Requirements:
Exactly the lines from the one containing "Convert this document image to plain text." through the end of the data below are to be reproduced, and nothing besides them.

Records for this exercise:
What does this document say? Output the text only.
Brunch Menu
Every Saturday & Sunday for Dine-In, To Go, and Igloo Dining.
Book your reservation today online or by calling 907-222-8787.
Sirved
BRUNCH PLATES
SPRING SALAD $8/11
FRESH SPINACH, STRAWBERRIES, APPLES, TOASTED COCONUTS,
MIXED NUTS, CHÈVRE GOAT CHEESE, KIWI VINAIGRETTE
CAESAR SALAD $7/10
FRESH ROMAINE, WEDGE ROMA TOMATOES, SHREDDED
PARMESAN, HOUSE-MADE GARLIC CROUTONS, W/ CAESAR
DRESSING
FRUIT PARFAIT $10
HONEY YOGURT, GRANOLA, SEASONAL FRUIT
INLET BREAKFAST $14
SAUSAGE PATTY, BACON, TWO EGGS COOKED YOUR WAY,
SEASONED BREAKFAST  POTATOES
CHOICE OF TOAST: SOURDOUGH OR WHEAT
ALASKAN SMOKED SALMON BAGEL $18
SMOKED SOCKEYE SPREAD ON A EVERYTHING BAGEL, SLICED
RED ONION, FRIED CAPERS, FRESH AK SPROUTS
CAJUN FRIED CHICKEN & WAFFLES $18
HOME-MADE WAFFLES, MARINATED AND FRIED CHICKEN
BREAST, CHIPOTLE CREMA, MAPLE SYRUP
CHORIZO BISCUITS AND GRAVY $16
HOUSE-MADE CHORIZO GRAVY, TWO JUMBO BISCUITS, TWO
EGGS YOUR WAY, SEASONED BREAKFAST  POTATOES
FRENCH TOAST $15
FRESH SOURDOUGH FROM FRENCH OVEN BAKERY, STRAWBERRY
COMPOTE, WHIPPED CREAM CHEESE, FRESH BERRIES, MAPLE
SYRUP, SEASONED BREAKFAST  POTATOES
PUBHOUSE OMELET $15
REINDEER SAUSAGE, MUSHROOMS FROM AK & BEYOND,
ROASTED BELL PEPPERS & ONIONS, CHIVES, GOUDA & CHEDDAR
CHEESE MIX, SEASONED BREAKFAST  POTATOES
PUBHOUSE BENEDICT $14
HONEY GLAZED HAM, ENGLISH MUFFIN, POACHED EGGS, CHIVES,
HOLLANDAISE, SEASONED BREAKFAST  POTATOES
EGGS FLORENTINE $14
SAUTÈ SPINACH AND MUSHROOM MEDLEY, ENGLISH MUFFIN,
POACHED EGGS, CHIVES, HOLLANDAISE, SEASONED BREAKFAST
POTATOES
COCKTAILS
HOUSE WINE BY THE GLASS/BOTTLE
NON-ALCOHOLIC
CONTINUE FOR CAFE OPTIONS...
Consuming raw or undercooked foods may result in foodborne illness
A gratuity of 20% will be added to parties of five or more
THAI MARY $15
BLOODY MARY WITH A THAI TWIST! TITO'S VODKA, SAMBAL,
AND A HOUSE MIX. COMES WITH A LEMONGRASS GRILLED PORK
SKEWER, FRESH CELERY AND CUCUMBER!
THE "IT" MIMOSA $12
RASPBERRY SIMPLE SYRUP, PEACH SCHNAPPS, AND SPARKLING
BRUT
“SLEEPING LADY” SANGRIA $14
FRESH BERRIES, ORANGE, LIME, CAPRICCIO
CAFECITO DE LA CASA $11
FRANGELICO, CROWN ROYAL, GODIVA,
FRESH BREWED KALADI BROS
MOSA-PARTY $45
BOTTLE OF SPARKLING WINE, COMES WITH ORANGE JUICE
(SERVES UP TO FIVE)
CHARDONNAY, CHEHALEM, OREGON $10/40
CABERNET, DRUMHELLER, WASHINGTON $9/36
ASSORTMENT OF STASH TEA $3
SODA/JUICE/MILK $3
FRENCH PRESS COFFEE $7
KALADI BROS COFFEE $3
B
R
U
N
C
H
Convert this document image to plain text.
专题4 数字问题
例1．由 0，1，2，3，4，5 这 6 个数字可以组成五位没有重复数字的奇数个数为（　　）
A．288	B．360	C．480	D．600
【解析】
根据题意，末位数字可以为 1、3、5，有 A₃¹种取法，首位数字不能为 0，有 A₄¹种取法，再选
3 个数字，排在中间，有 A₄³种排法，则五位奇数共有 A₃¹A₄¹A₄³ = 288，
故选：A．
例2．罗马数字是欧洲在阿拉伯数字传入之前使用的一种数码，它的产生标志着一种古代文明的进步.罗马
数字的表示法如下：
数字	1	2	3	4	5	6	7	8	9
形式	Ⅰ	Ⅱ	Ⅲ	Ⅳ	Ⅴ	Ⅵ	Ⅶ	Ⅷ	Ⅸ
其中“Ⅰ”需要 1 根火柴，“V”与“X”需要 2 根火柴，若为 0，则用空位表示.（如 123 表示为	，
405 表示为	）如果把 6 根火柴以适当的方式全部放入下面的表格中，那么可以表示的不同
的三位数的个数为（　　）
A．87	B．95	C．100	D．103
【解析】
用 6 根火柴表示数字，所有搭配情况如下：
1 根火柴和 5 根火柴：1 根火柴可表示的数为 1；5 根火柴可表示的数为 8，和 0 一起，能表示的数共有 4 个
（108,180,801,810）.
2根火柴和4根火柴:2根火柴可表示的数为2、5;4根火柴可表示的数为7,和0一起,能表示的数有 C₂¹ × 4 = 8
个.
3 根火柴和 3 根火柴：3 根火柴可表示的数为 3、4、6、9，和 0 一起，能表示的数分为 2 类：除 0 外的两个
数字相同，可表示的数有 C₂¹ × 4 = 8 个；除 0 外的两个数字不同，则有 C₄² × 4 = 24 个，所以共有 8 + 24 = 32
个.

Output:
Convert this document image to plain text.
专题4 数字问题
例1．由 0，1，2，3，4，5 这 6 个数字可以组成五位没有重复数字的奇数个数为（　　）
A．288	B．360	C．480	D．600
【解析】
根据题意，末位数字可以为 1、3、5，有 A₃¹种取法，首位数字不能为 0，有 A₄¹种取法，再选
3 个数字，排在中间，有 A₄³种排法，则五位奇数共有 A₃¹A₄¹A₄³ = 288，
故选：A．
例2．罗马数字是欧洲在阿拉伯数字传入之前使用的一种数码，它的产生标志着一种古代文明的进步.罗马
数字的表示法如下：
数字	1	2	3	4	5	6	7	8	9
形式	Ⅰ	Ⅱ	Ⅲ	Ⅳ	Ⅴ	Ⅵ	Ⅶ	Ⅷ	Ⅸ
其中“Ⅰ”需要 1 根火柴，“V”与“X”需要 2 根火柴，若为 0，则用空位表示.（如 123 表示为	，
405 表示为	）如果把 6 根火柴以适当的方式全部放入下面的表格中，那么可以表示的不同
的三位数的个数为（　　）
A．87	B．95	C．100	D．103
【解析】
用 6 根火柴表示数字，所有搭配情况如下：
1 根火柴和 5 根火柴：1 根火柴可表示的数为 1；5 根火柴可表示的数为 8，和 0 一起，能表示的数共有 4 个
（108,180,801,810）.
2根火柴和4根火柴:2根火柴可表示的数为2、5;4根火柴可表示的数为7,和0一起,能表示的数有 C₂¹ × 4 = 8
个.
3 根火柴和 3 根火柴：3 根火柴可表示的数为 3、4、6、9，和 0 一起，能表示的数分为 2 类：除 0 外的两个
数字相同，可表示的数有 C₂¹ × 4 = 8 个；除 0 外的两个数字不同，则有 C₄² × 4 = 24 个，所以共有 8 + 24 = 32
个.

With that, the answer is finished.